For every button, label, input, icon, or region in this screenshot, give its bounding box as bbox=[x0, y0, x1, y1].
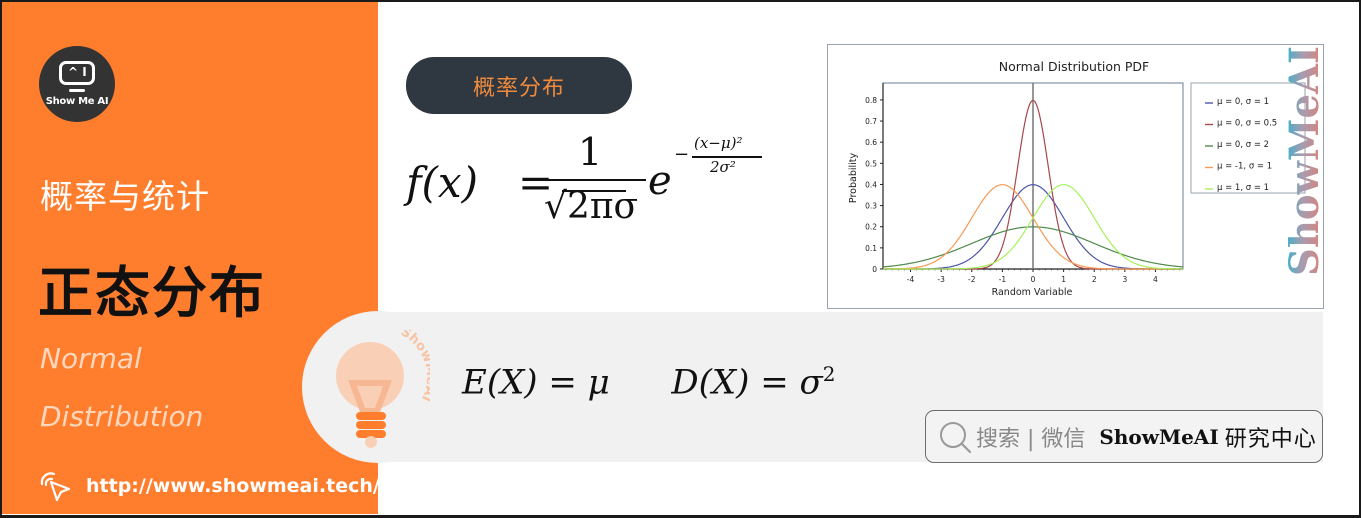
x-tick-label: 4 bbox=[1153, 275, 1158, 284]
radical-bar bbox=[562, 190, 626, 192]
website-url[interactable]: http://www.showmeai.tech/ bbox=[86, 475, 380, 497]
x-tick-label: 1 bbox=[1061, 275, 1066, 284]
brand-name: ShowMeAI bbox=[1099, 424, 1219, 449]
x-tick-label: -3 bbox=[937, 275, 945, 284]
denominator-text: √2πσ bbox=[544, 186, 639, 227]
formula-lhs: f(x) bbox=[406, 158, 479, 207]
x-tick-label: 0 bbox=[1031, 275, 1036, 284]
x-tick-label: 3 bbox=[1122, 275, 1127, 284]
y-axis-label: Probability bbox=[848, 153, 859, 204]
side-watermark-text: ShowMeAI bbox=[1288, 46, 1324, 276]
x-tick-label: -1 bbox=[999, 275, 1007, 284]
showmeai-logo[interactable]: ^ I Show Me AI bbox=[39, 46, 115, 122]
x-tick-label: -4 bbox=[907, 275, 915, 284]
search-icon bbox=[940, 421, 972, 453]
english-title-line1: Normal bbox=[40, 342, 142, 375]
chart-svg: Normal Distribution PDF 0 0.1 0.2 0.3 0.4 0.5… bbox=[848, 59, 1306, 298]
wechat-search-badge[interactable]: 搜索 | 微信 ShowMeAI 研究中心 bbox=[925, 410, 1323, 463]
variance-formula: D(X) = σ bbox=[671, 362, 823, 403]
website-link[interactable]: http://www.showmeai.tech/ bbox=[38, 470, 380, 502]
logo-screen-glyph: ^ I bbox=[68, 65, 87, 79]
x-tick-label: -2 bbox=[968, 275, 976, 284]
brand-suffix: 研究中心 bbox=[1224, 426, 1317, 452]
subject-heading: 概率与统计 bbox=[40, 177, 210, 216]
normal-pdf-chart: Normal Distribution PDF 0 0.1 0.2 0.3 0.4 0.5… bbox=[827, 44, 1324, 309]
y-tick-label: 0.1 bbox=[865, 244, 877, 253]
exponent-denominator: 2σ² bbox=[710, 158, 736, 176]
y-tick-label: 0 bbox=[872, 265, 877, 274]
y-tick-label: 0.3 bbox=[865, 202, 877, 211]
exponent-sign: − bbox=[674, 144, 690, 165]
lightbulb-icon: ShowMeAI bbox=[336, 330, 430, 448]
logo-text: Show Me AI bbox=[45, 96, 109, 107]
legend-label: μ = 1, σ = 1 bbox=[1217, 183, 1269, 193]
formula-base: e bbox=[648, 158, 672, 204]
search-label: 搜索 | 微信 bbox=[976, 426, 1086, 452]
page-title: 正态分布 bbox=[38, 261, 267, 325]
monitor-icon: ^ I bbox=[59, 61, 95, 85]
plot-area: 0 0.1 0.2 0.3 0.4 0.5 0.6 0.7 0.8 -4 -3 -2 -1 0 1 2 3 4 bbox=[865, 82, 1184, 284]
legend-label: μ = 0, σ = 1 bbox=[1217, 97, 1269, 107]
y-tick-label: 0.5 bbox=[865, 159, 877, 168]
category-pill-label: 概率分布 bbox=[472, 75, 565, 101]
fraction-bar bbox=[538, 179, 646, 181]
category-pill: 概率分布 bbox=[406, 57, 632, 114]
y-tick-label: 0.7 bbox=[865, 117, 877, 126]
y-tick-label: 0.4 bbox=[865, 180, 877, 189]
formula-numerator: 1 bbox=[578, 130, 603, 174]
english-title-line2: Distribution bbox=[40, 400, 204, 433]
monitor-stand-icon bbox=[69, 89, 85, 92]
y-tick-label: 0.6 bbox=[865, 138, 877, 147]
formula-denominator: √2πσ bbox=[544, 186, 638, 227]
variance-exponent: 2 bbox=[822, 362, 836, 386]
x-tick-label: 2 bbox=[1092, 275, 1097, 284]
showmeai-side-watermark: ShowMeAI bbox=[1288, 46, 1324, 276]
legend-label: μ = 0, σ = 0.5 bbox=[1217, 119, 1277, 129]
exponent-numerator: (x−μ)² bbox=[694, 134, 743, 152]
y-tick-label: 0.2 bbox=[865, 223, 877, 232]
x-axis-label: Random Variable bbox=[992, 287, 1073, 298]
expectation-formula: E(X) = μ bbox=[462, 362, 610, 403]
pointer-cursor-icon bbox=[40, 472, 71, 502]
moments-formula: E(X) = μ D(X) = σ2 bbox=[462, 362, 835, 402]
legend-label: μ = 0, σ = 2 bbox=[1217, 140, 1269, 150]
chart-title: Normal Distribution PDF bbox=[999, 59, 1149, 74]
y-tick-label: 0.8 bbox=[865, 96, 877, 105]
legend-label: μ = -1, σ = 1 bbox=[1217, 162, 1272, 172]
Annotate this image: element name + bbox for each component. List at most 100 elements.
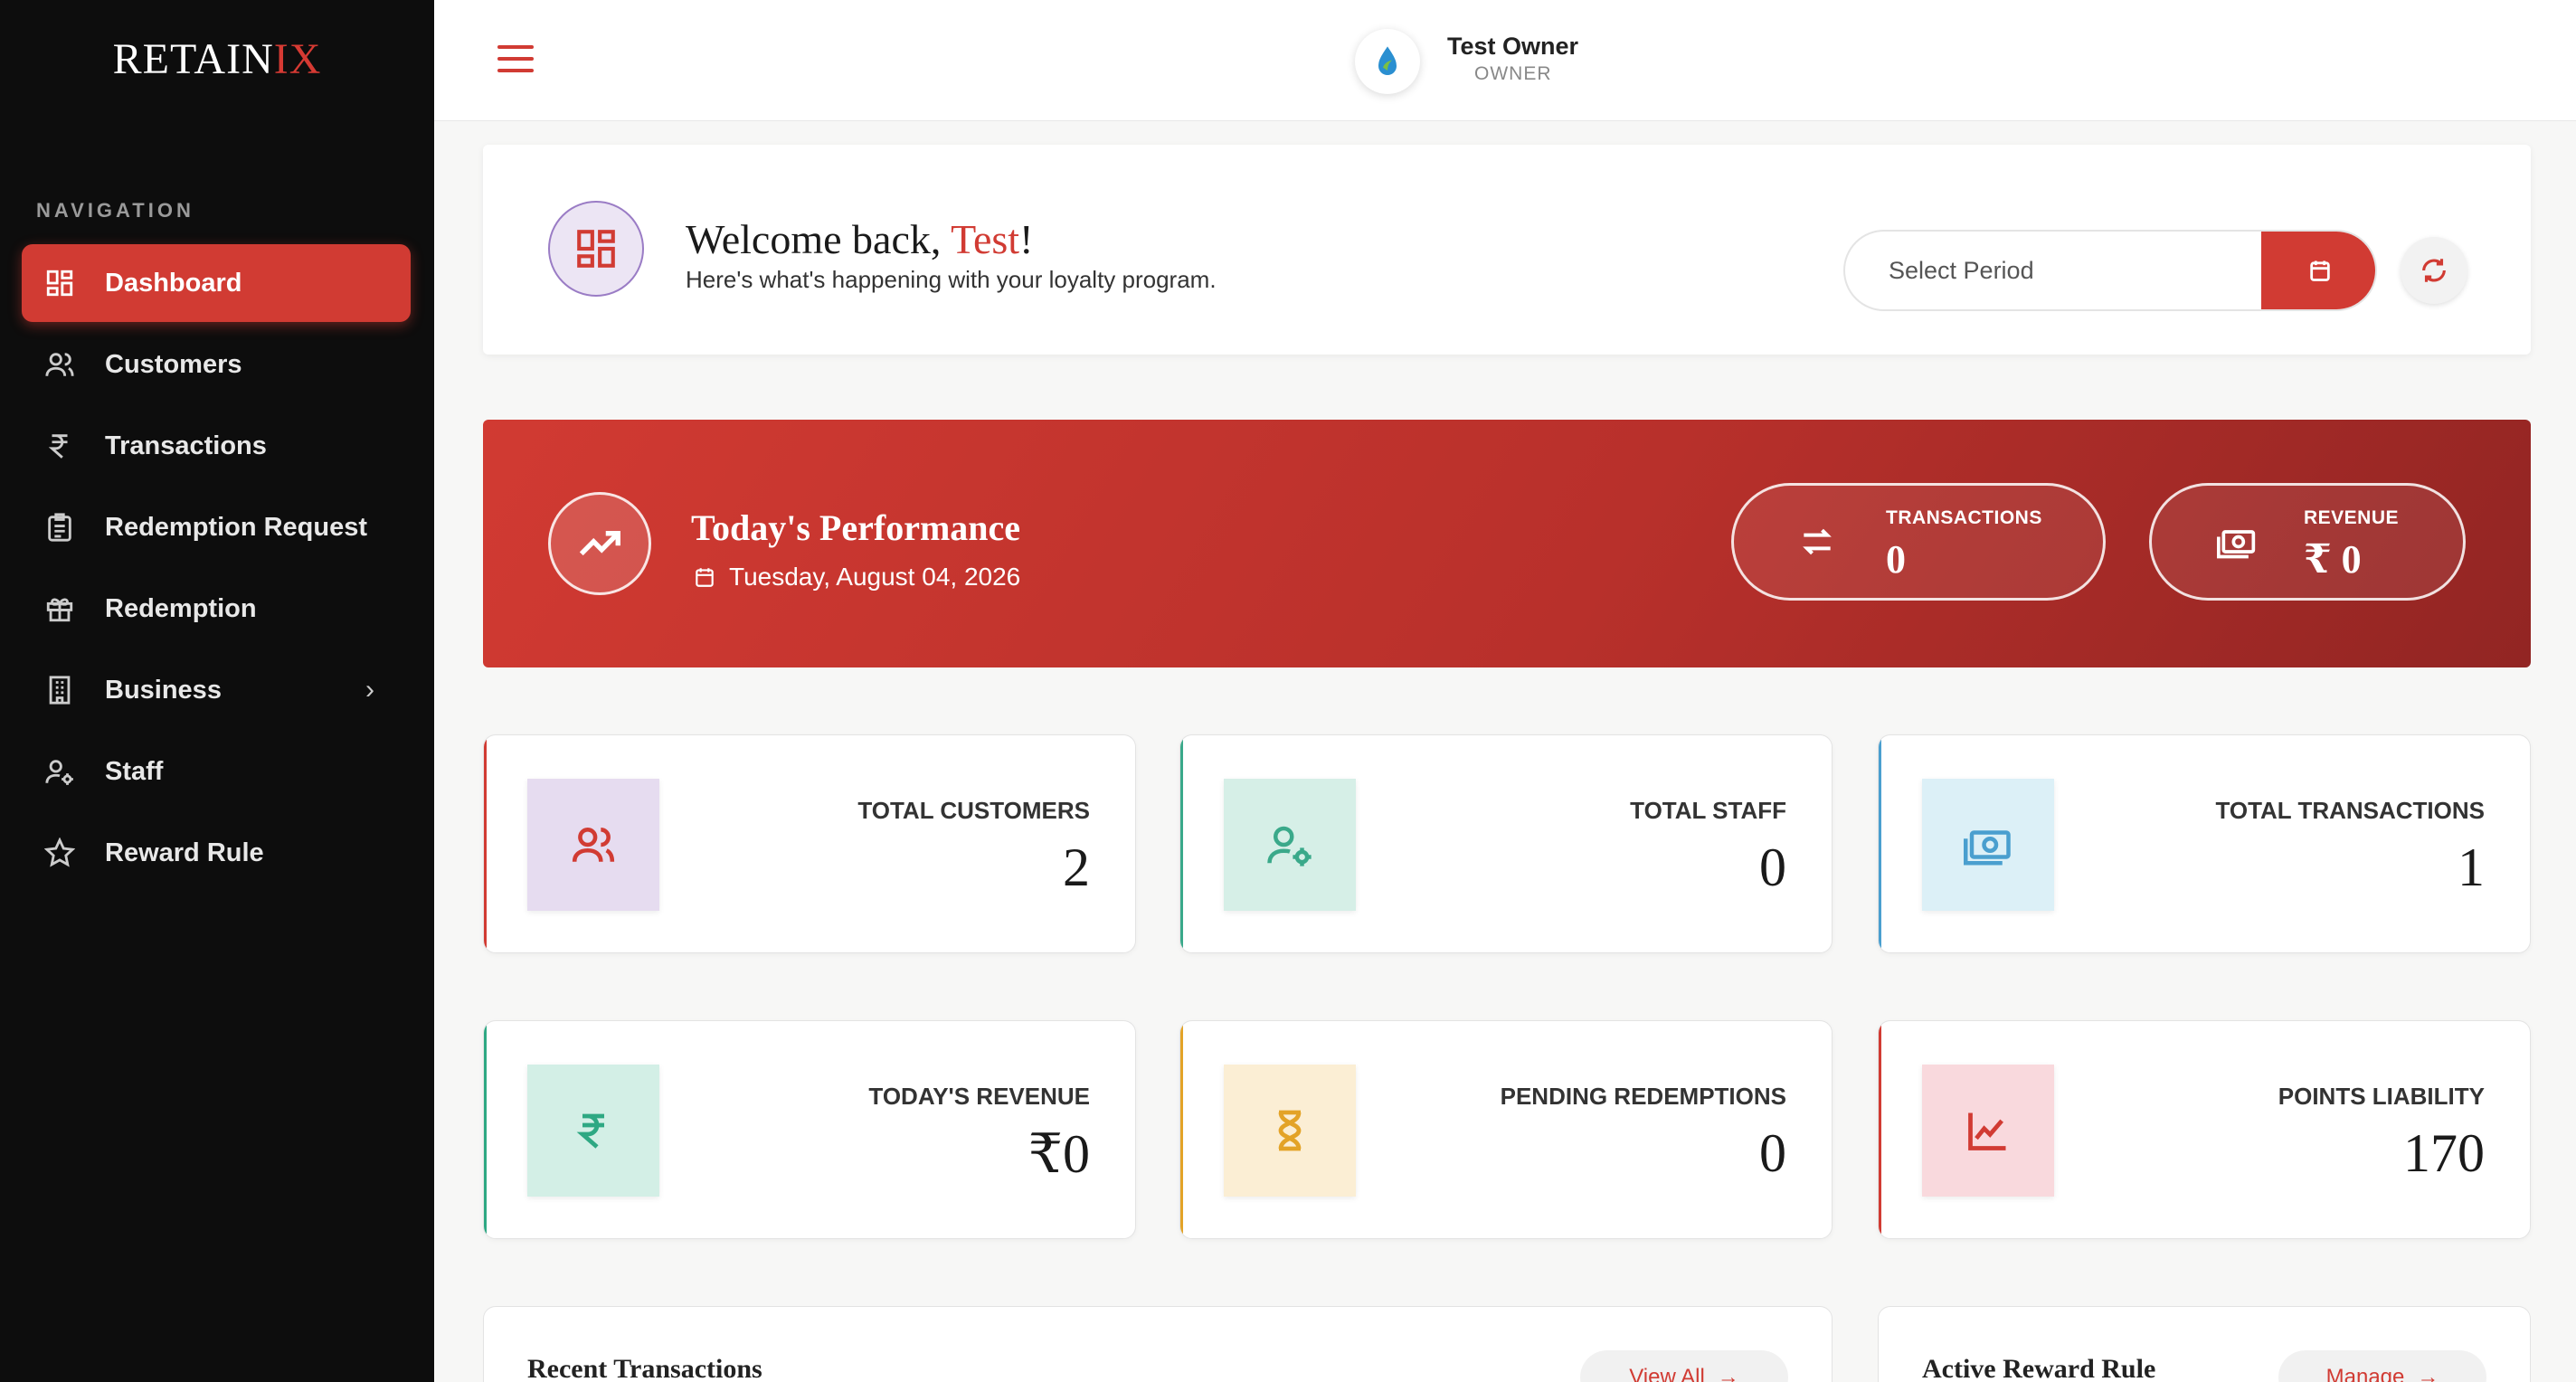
stat-value: 170 xyxy=(2403,1123,2485,1183)
hourglass-icon xyxy=(1224,1065,1356,1197)
period-picker xyxy=(1843,230,2377,311)
stat-label: TOTAL CUSTOMERS xyxy=(857,797,1090,824)
transactions-value: 0 xyxy=(1886,537,1906,582)
active-reward-rule-title: Active Reward Rule xyxy=(1922,1354,2156,1382)
transactions-pill: TRANSACTIONS 0 xyxy=(1731,483,2106,601)
stat-label: POINTS LIABILITY xyxy=(2278,1083,2485,1110)
performance-date: Tuesday, August 04, 2026 xyxy=(693,563,1020,592)
user-gear-icon xyxy=(42,753,78,790)
refresh-icon xyxy=(2422,259,2446,282)
active-reward-rule-panel: Active Reward Rule Manage → xyxy=(1878,1306,2531,1382)
performance-date-text: Tuesday, August 04, 2026 xyxy=(729,563,1021,591)
nav-heading: NAVIGATION xyxy=(36,199,194,222)
menu-toggle-icon[interactable] xyxy=(497,45,534,76)
sidebar-item-label: Dashboard xyxy=(105,268,242,298)
trending-up-icon xyxy=(548,492,651,595)
cash-icon xyxy=(2215,522,2259,566)
sidebar-item-staff[interactable]: Staff xyxy=(22,733,411,810)
users-icon xyxy=(527,779,659,911)
cash-icon xyxy=(1922,779,2054,911)
stat-value: 0 xyxy=(1759,838,1786,897)
user-gear-icon xyxy=(1224,779,1356,911)
brand-name-main: RETAIN xyxy=(112,35,274,83)
card-accent-edge xyxy=(1180,735,1183,952)
manage-button[interactable]: Manage → xyxy=(2278,1350,2486,1382)
dashboard-icon xyxy=(548,201,644,297)
calendar-icon xyxy=(2310,260,2330,281)
card-accent-edge xyxy=(484,735,487,952)
stat-value: ₹0 xyxy=(1028,1124,1090,1184)
sidebar-item-redemption-request[interactable]: Redemption Request xyxy=(22,488,411,566)
card-accent-edge xyxy=(1879,1021,1881,1238)
revenue-label: REVENUE xyxy=(2304,507,2400,528)
performance-title: Today's Performance xyxy=(691,507,1021,548)
sidebar-item-customers[interactable]: Customers xyxy=(22,326,411,403)
stat-label: TODAY'S REVENUE xyxy=(868,1083,1090,1110)
stat-card-total-customers[interactable]: TOTAL CUSTOMERS 2 xyxy=(483,734,1136,953)
stat-card-todays-revenue[interactable]: TODAY'S REVENUE ₹0 xyxy=(483,1020,1136,1239)
sidebar-item-business[interactable]: Business › xyxy=(22,651,411,729)
sidebar-item-label: Transactions xyxy=(105,431,267,460)
card-accent-edge xyxy=(1180,1021,1183,1238)
topbar: Test Owner OWNER xyxy=(434,0,2576,121)
sidebar-item-redemption[interactable]: Redemption xyxy=(22,570,411,648)
stat-label: PENDING REDEMPTIONS xyxy=(1500,1083,1786,1110)
calendar-icon xyxy=(696,568,714,587)
sidebar-item-label: Customers xyxy=(105,349,242,379)
chart-line-icon xyxy=(1922,1065,2054,1197)
stat-value: 1 xyxy=(2458,838,2485,897)
stat-card-points-liability[interactable]: POINTS LIABILITY 170 xyxy=(1878,1020,2531,1239)
welcome-subtitle: Here's what's happening with your loyalt… xyxy=(686,266,1217,293)
rupee-icon xyxy=(42,428,78,464)
avatar[interactable] xyxy=(1355,29,1420,94)
card-accent-edge xyxy=(1879,735,1881,952)
sidebar-item-label: Redemption Request xyxy=(105,512,368,542)
performance-banner: Today's Performance Tuesday, August 04, … xyxy=(483,420,2531,667)
stat-value: 0 xyxy=(1759,1123,1786,1183)
building-icon xyxy=(42,672,78,708)
calendar-button[interactable] xyxy=(2261,232,2375,309)
swap-icon xyxy=(1797,522,1837,566)
stat-card-total-transactions[interactable]: TOTAL TRANSACTIONS 1 xyxy=(1878,734,2531,953)
sidebar-item-label: Business xyxy=(105,675,222,705)
sidebar-item-transactions[interactable]: Transactions xyxy=(22,407,411,485)
page-title: Welcome back, Test! xyxy=(686,215,1033,263)
revenue-value: ₹ 0 xyxy=(2304,537,2362,582)
sidebar-item-dashboard[interactable]: Dashboard xyxy=(22,244,411,322)
recent-transactions-panel: Recent Transactions View All → xyxy=(483,1306,1833,1382)
manage-label: Manage xyxy=(2325,1365,2405,1382)
user-logo-icon xyxy=(1378,46,1397,75)
brand-logo[interactable]: RETAINIX xyxy=(0,34,434,84)
stat-value: 2 xyxy=(1063,838,1090,897)
users-icon xyxy=(42,346,78,383)
stat-card-total-staff[interactable]: TOTAL STAFF 0 xyxy=(1179,734,1833,953)
refresh-button[interactable] xyxy=(2401,237,2467,304)
view-all-label: View All xyxy=(1629,1365,1705,1382)
welcome-card: Welcome back, Test! Here's what's happen… xyxy=(483,145,2531,355)
sidebar: RETAINIX NAVIGATION Dashboard Customers … xyxy=(0,0,434,1382)
gift-icon xyxy=(42,591,78,627)
stat-label: TOTAL TRANSACTIONS xyxy=(2215,797,2485,824)
stat-card-pending-redemptions[interactable]: PENDING REDEMPTIONS 0 xyxy=(1179,1020,1833,1239)
revenue-pill: REVENUE ₹ 0 xyxy=(2149,483,2466,601)
period-input[interactable] xyxy=(1845,232,2265,309)
welcome-user-name: Test xyxy=(951,216,1020,262)
user-role: OWNER xyxy=(1474,63,1552,84)
arrow-right-icon: → xyxy=(1717,1365,1739,1382)
user-name[interactable]: Test Owner xyxy=(1447,33,1578,61)
recent-transactions-title: Recent Transactions xyxy=(527,1354,762,1382)
stat-label: TOTAL STAFF xyxy=(1630,797,1786,824)
nav-list: Dashboard Customers Transactions Redempt… xyxy=(22,244,411,895)
view-all-button[interactable]: View All → xyxy=(1580,1350,1788,1382)
card-accent-edge xyxy=(484,1021,487,1238)
sidebar-item-label: Reward Rule xyxy=(105,838,264,867)
sidebar-item-reward-rule[interactable]: Reward Rule xyxy=(22,814,411,892)
transactions-label: TRANSACTIONS xyxy=(1886,507,2042,528)
star-icon xyxy=(42,835,78,871)
brand-name-accent: IX xyxy=(273,35,322,83)
welcome-suffix: ! xyxy=(1019,216,1034,262)
chevron-right-icon: › xyxy=(365,675,374,705)
dashboard-icon xyxy=(42,265,78,301)
welcome-prefix: Welcome back, xyxy=(686,216,952,262)
sidebar-item-label: Staff xyxy=(105,756,164,786)
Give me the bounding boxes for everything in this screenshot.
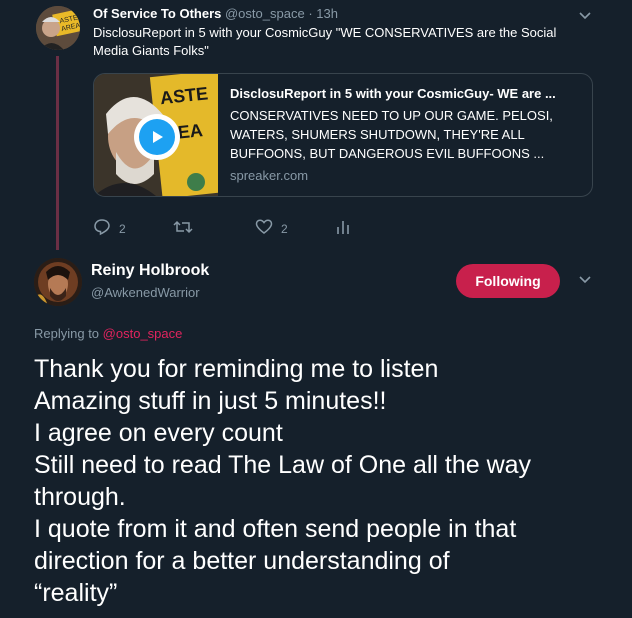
like-count: 2 bbox=[281, 221, 288, 236]
reply-button[interactable]: 2 bbox=[93, 218, 126, 239]
analytics-button[interactable] bbox=[336, 218, 350, 239]
card-description: CONSERVATIVES NEED TO UP OUR GAME. PELOS… bbox=[230, 108, 553, 161]
parent-actions: 2 2 bbox=[93, 218, 393, 238]
retweet-button[interactable] bbox=[173, 218, 193, 239]
card-domain: spreaker.com bbox=[230, 168, 309, 183]
tweet-text-line: Still need to read The Law of One all th… bbox=[34, 451, 532, 479]
tweet-text-line: Amazing stuff in just 5 minutes!! bbox=[34, 387, 387, 415]
link-card[interactable]: ASTE EA DisclosuReport in 5 with your Co… bbox=[93, 73, 593, 197]
parent-avatar[interactable]: ASTE AREA bbox=[36, 6, 80, 50]
svg-text:EA: EA bbox=[177, 120, 204, 143]
parent-author-name[interactable]: Of Service To Others bbox=[93, 6, 221, 21]
author-name[interactable]: Reiny Holbrook bbox=[91, 262, 209, 280]
parent-tweet-text: DisclosuReport in 5 with your CosmicGuy … bbox=[93, 25, 557, 58]
heart-icon bbox=[255, 218, 273, 239]
thread-line bbox=[56, 56, 59, 250]
parent-time[interactable]: 13h bbox=[316, 6, 338, 21]
author-avatar[interactable] bbox=[34, 258, 82, 306]
parent-header: Of Service To Others @osto_space · 13h bbox=[93, 6, 338, 21]
tweet-text-line: Thank you for reminding me to listen bbox=[34, 355, 439, 383]
replying-to: Replying to @osto_space bbox=[34, 326, 182, 341]
retweet-icon bbox=[173, 218, 193, 239]
following-button[interactable]: Following bbox=[456, 264, 560, 298]
tweet-text-line: “reality” bbox=[34, 579, 118, 607]
reply-icon bbox=[93, 218, 111, 239]
replying-to-link[interactable]: @osto_space bbox=[103, 326, 183, 341]
parent-separator: · bbox=[308, 6, 313, 21]
play-icon[interactable] bbox=[134, 114, 180, 160]
card-title: DisclosuReport in 5 with your CosmicGuy-… bbox=[230, 86, 556, 101]
tweet-text-line: I agree on every count bbox=[34, 419, 283, 447]
analytics-icon bbox=[336, 218, 350, 239]
chevron-down-icon[interactable] bbox=[578, 272, 592, 289]
tweet-text-line: through. bbox=[34, 483, 126, 511]
tweet-text-line: direction for a better understanding of bbox=[34, 547, 450, 575]
tweet-text-line: I quote from it and often send people in… bbox=[34, 515, 517, 543]
parent-author-handle[interactable]: @osto_space bbox=[225, 6, 305, 21]
like-button[interactable]: 2 bbox=[255, 218, 288, 239]
author-handle[interactable]: @AwkenedWarrior bbox=[91, 285, 200, 300]
reply-count: 2 bbox=[119, 221, 126, 236]
chevron-down-icon[interactable] bbox=[578, 8, 592, 25]
replying-to-label: Replying to bbox=[34, 326, 100, 341]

# # #

Reproduce the data verbatim, from the line with "x-tick-label: 4 bbox=[1153, 275, 1158, 284]" up to and including the line with "subject-heading: 概率与统计 bbox=[40, 177, 210, 216]".

x-tick-label: 4 bbox=[1153, 275, 1158, 284]
radical-bar bbox=[562, 190, 626, 192]
website-url[interactable]: http://www.showmeai.tech/ bbox=[86, 475, 380, 497]
x-tick-label: 1 bbox=[1061, 275, 1066, 284]
brand-name: ShowMeAI bbox=[1099, 424, 1219, 449]
x-tick-label: -3 bbox=[937, 275, 945, 284]
denominator-text: √2πσ bbox=[544, 186, 639, 227]
formula-lhs: f(x) bbox=[406, 158, 479, 207]
x-tick-label: 0 bbox=[1031, 275, 1036, 284]
x-tick-label: 3 bbox=[1122, 275, 1127, 284]
y-axis-label: Probability bbox=[848, 153, 859, 204]
side-watermark-text: ShowMeAI bbox=[1288, 46, 1324, 276]
x-tick-label: -1 bbox=[999, 275, 1007, 284]
showmeai-logo[interactable]: ^ I Show Me AI bbox=[39, 46, 115, 122]
x-tick-label: -4 bbox=[907, 275, 915, 284]
search-icon bbox=[940, 421, 972, 453]
english-title-line1: Normal bbox=[40, 342, 142, 375]
chart-svg: Normal Distribution PDF 0 0.1 0.2 0.3 0.4 0.5… bbox=[848, 59, 1306, 298]
wechat-search-badge[interactable]: 搜索 | 微信 ShowMeAI 研究中心 bbox=[925, 410, 1323, 463]
variance-formula: D(X) = σ bbox=[671, 362, 823, 403]
website-link[interactable]: http://www.showmeai.tech/ bbox=[38, 470, 380, 502]
logo-screen-glyph: ^ I bbox=[68, 65, 87, 79]
x-tick-label: -2 bbox=[968, 275, 976, 284]
brand-suffix: 研究中心 bbox=[1224, 426, 1317, 452]
subject-heading: 概率与统计 bbox=[40, 177, 210, 216]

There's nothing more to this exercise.